What you have to do. Copy each line of the data below exactly, leaving out pictures.

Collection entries
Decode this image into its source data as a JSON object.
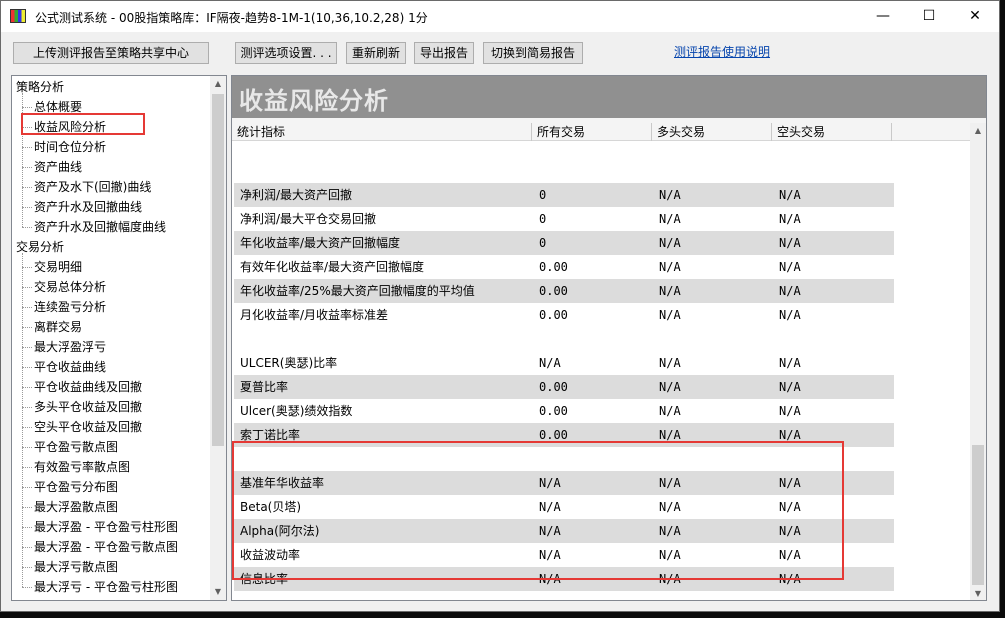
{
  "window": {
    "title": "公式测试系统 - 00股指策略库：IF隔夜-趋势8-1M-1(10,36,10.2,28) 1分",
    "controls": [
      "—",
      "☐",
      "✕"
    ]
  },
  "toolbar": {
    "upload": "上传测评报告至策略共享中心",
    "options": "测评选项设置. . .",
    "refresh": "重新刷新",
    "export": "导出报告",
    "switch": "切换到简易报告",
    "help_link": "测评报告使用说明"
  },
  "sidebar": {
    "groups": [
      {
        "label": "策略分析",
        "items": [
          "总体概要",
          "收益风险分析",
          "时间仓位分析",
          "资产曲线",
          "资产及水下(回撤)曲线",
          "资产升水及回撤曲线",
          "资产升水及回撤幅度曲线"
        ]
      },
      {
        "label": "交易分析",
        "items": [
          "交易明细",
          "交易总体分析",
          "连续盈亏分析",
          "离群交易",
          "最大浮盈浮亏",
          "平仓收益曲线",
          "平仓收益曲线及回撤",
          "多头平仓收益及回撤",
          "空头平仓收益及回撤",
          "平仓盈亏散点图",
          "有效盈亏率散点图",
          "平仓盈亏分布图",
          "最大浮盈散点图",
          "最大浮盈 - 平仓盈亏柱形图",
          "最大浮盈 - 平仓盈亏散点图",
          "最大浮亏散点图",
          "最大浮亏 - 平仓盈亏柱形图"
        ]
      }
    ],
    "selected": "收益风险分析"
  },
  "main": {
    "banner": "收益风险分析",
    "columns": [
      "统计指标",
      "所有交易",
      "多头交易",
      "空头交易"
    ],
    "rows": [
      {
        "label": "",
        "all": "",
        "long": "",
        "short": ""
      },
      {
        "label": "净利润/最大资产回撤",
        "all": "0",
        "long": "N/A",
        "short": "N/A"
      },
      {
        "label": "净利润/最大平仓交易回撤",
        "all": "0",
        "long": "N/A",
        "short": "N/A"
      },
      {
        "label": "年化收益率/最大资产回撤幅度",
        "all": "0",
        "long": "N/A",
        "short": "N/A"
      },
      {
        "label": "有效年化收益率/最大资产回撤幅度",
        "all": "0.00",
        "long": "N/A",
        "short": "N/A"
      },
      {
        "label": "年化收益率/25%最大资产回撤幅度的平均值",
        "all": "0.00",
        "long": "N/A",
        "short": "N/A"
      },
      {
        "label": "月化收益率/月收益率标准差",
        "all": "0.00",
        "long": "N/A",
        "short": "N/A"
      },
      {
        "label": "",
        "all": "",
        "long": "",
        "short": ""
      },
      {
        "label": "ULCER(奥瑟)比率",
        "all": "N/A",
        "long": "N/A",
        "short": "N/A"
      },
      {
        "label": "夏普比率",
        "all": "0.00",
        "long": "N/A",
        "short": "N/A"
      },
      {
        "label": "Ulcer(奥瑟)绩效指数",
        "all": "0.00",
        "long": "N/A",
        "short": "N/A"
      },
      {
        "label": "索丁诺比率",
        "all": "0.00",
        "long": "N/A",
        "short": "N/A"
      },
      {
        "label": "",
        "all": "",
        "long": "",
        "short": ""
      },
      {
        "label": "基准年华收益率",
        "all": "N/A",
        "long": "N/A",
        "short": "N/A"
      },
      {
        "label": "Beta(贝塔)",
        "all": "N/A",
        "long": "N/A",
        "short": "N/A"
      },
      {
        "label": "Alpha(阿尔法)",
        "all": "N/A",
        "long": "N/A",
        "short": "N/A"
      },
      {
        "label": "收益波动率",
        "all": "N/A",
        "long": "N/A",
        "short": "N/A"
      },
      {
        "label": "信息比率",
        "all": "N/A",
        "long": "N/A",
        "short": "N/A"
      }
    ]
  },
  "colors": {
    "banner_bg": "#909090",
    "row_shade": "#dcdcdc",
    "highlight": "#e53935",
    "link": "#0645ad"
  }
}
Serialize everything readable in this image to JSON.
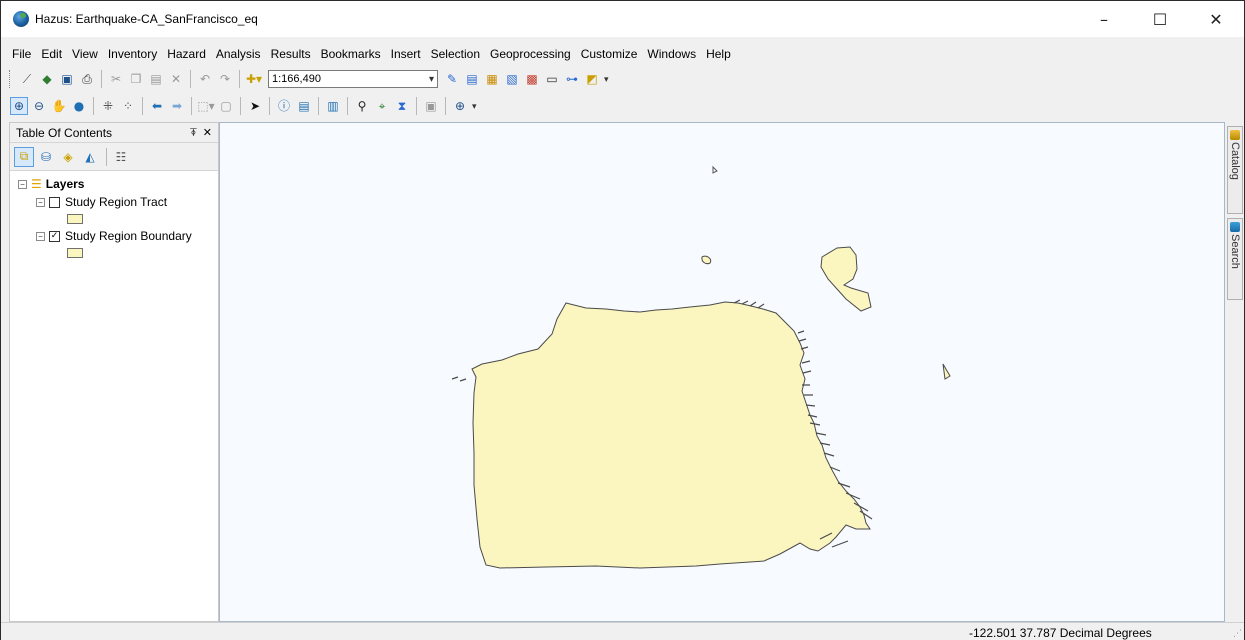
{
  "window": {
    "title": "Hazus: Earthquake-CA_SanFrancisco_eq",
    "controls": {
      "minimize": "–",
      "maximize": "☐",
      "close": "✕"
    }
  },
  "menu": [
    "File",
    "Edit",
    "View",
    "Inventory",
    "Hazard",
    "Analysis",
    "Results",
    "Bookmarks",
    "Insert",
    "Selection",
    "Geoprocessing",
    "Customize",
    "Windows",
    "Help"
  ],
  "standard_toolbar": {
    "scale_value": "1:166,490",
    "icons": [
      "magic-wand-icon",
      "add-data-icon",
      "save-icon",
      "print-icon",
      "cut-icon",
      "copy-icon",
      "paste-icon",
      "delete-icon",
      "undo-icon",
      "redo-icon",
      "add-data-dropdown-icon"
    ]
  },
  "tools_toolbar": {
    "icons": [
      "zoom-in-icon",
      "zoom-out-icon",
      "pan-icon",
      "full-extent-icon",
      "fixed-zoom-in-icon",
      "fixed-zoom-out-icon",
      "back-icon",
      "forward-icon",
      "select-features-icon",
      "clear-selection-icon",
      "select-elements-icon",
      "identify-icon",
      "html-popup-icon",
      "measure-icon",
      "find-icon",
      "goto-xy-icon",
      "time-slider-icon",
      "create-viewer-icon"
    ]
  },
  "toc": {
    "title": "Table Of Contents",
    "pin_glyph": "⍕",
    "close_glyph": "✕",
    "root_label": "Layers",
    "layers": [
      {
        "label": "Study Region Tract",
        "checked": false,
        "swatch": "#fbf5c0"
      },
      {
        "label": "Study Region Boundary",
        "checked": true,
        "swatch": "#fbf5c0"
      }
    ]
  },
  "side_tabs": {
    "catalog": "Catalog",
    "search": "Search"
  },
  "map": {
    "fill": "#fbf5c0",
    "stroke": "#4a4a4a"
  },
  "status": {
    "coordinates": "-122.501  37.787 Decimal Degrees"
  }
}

Correct answer.
Decode this image into its source data as a JSON object.
{
  "window": {
    "title": "公式测试系统 - 00股指策略库：IF隔夜-趋势8-1M-1(10,36,10.2,28) 1分",
    "controls": [
      "—",
      "☐",
      "✕"
    ]
  },
  "toolbar": {
    "upload": "上传测评报告至策略共享中心",
    "options": "测评选项设置. . .",
    "refresh": "重新刷新",
    "export": "导出报告",
    "switch": "切换到简易报告",
    "help_link": "测评报告使用说明"
  },
  "sidebar": {
    "groups": [
      {
        "label": "策略分析",
        "items": [
          "总体概要",
          "收益风险分析",
          "时间仓位分析",
          "资产曲线",
          "资产及水下(回撤)曲线",
          "资产升水及回撤曲线",
          "资产升水及回撤幅度曲线"
        ]
      },
      {
        "label": "交易分析",
        "items": [
          "交易明细",
          "交易总体分析",
          "连续盈亏分析",
          "离群交易",
          "最大浮盈浮亏",
          "平仓收益曲线",
          "平仓收益曲线及回撤",
          "多头平仓收益及回撤",
          "空头平仓收益及回撤",
          "平仓盈亏散点图",
          "有效盈亏率散点图",
          "平仓盈亏分布图",
          "最大浮盈散点图",
          "最大浮盈 - 平仓盈亏柱形图",
          "最大浮盈 - 平仓盈亏散点图",
          "最大浮亏散点图",
          "最大浮亏 - 平仓盈亏柱形图"
        ]
      }
    ],
    "selected": "收益风险分析"
  },
  "main": {
    "banner": "收益风险分析",
    "columns": [
      "统计指标",
      "所有交易",
      "多头交易",
      "空头交易"
    ],
    "rows": [
      {
        "label": "",
        "all": "",
        "long": "",
        "short": ""
      },
      {
        "label": "净利润/最大资产回撤",
        "all": "0",
        "long": "N/A",
        "short": "N/A"
      },
      {
        "label": "净利润/最大平仓交易回撤",
        "all": "0",
        "long": "N/A",
        "short": "N/A"
      },
      {
        "label": "年化收益率/最大资产回撤幅度",
        "all": "0",
        "long": "N/A",
        "short": "N/A"
      },
      {
        "label": "有效年化收益率/最大资产回撤幅度",
        "all": "0.00",
        "long": "N/A",
        "short": "N/A"
      },
      {
        "label": "年化收益率/25%最大资产回撤幅度的平均值",
        "all": "0.00",
        "long": "N/A",
        "short": "N/A"
      },
      {
        "label": "月化收益率/月收益率标准差",
        "all": "0.00",
        "long": "N/A",
        "short": "N/A"
      },
      {
        "label": "",
        "all": "",
        "long": "",
        "short": ""
      },
      {
        "label": "ULCER(奥瑟)比率",
        "all": "N/A",
        "long": "N/A",
        "short": "N/A"
      },
      {
        "label": "夏普比率",
        "all": "0.00",
        "long": "N/A",
        "short": "N/A"
      },
      {
        "label": "Ulcer(奥瑟)绩效指数",
        "all": "0.00",
        "long": "N/A",
        "short": "N/A"
      },
      {
        "label": "索丁诺比率",
        "all": "0.00",
        "long": "N/A",
        "short": "N/A"
      },
      {
        "label": "",
        "all": "",
        "long": "",
        "short": ""
      },
      {
        "label": "基准年华收益率",
        "all": "N/A",
        "long": "N/A",
        "short": "N/A"
      },
      {
        "label": "Beta(贝塔)",
        "all": "N/A",
        "long": "N/A",
        "short": "N/A"
      },
      {
        "label": "Alpha(阿尔法)",
        "all": "N/A",
        "long": "N/A",
        "short": "N/A"
      },
      {
        "label": "收益波动率",
        "all": "N/A",
        "long": "N/A",
        "short": "N/A"
      },
      {
        "label": "信息比率",
        "all": "N/A",
        "long": "N/A",
        "short": "N/A"
      }
    ]
  },
  "colors": {
    "banner_bg": "#909090",
    "row_shade": "#dcdcdc",
    "highlight": "#e53935",
    "link": "#0645ad"
  }
}
Serialize everything readable in this image to JSON.
{
  "window": {
    "title": "Hazus: Earthquake-CA_SanFrancisco_eq",
    "controls": {
      "minimize": "–",
      "maximize": "☐",
      "close": "✕"
    }
  },
  "menu": [
    "File",
    "Edit",
    "View",
    "Inventory",
    "Hazard",
    "Analysis",
    "Results",
    "Bookmarks",
    "Insert",
    "Selection",
    "Geoprocessing",
    "Customize",
    "Windows",
    "Help"
  ],
  "standard_toolbar": {
    "scale_value": "1:166,490",
    "icons": [
      "magic-wand-icon",
      "add-data-icon",
      "save-icon",
      "print-icon",
      "cut-icon",
      "copy-icon",
      "paste-icon",
      "delete-icon",
      "undo-icon",
      "redo-icon",
      "add-data-dropdown-icon"
    ]
  },
  "tools_toolbar": {
    "icons": [
      "zoom-in-icon",
      "zoom-out-icon",
      "pan-icon",
      "full-extent-icon",
      "fixed-zoom-in-icon",
      "fixed-zoom-out-icon",
      "back-icon",
      "forward-icon",
      "select-features-icon",
      "clear-selection-icon",
      "select-elements-icon",
      "identify-icon",
      "html-popup-icon",
      "measure-icon",
      "find-icon",
      "goto-xy-icon",
      "time-slider-icon",
      "create-viewer-icon"
    ]
  },
  "toc": {
    "title": "Table Of Contents",
    "pin_glyph": "⍕",
    "close_glyph": "✕",
    "root_label": "Layers",
    "layers": [
      {
        "label": "Study Region Tract",
        "checked": false,
        "swatch": "#fbf5c0"
      },
      {
        "label": "Study Region Boundary",
        "checked": true,
        "swatch": "#fbf5c0"
      }
    ]
  },
  "side_tabs": {
    "catalog": "Catalog",
    "search": "Search"
  },
  "map": {
    "fill": "#fbf5c0",
    "stroke": "#4a4a4a"
  },
  "status": {
    "coordinates": "-122.501  37.787 Decimal Degrees"
  }
}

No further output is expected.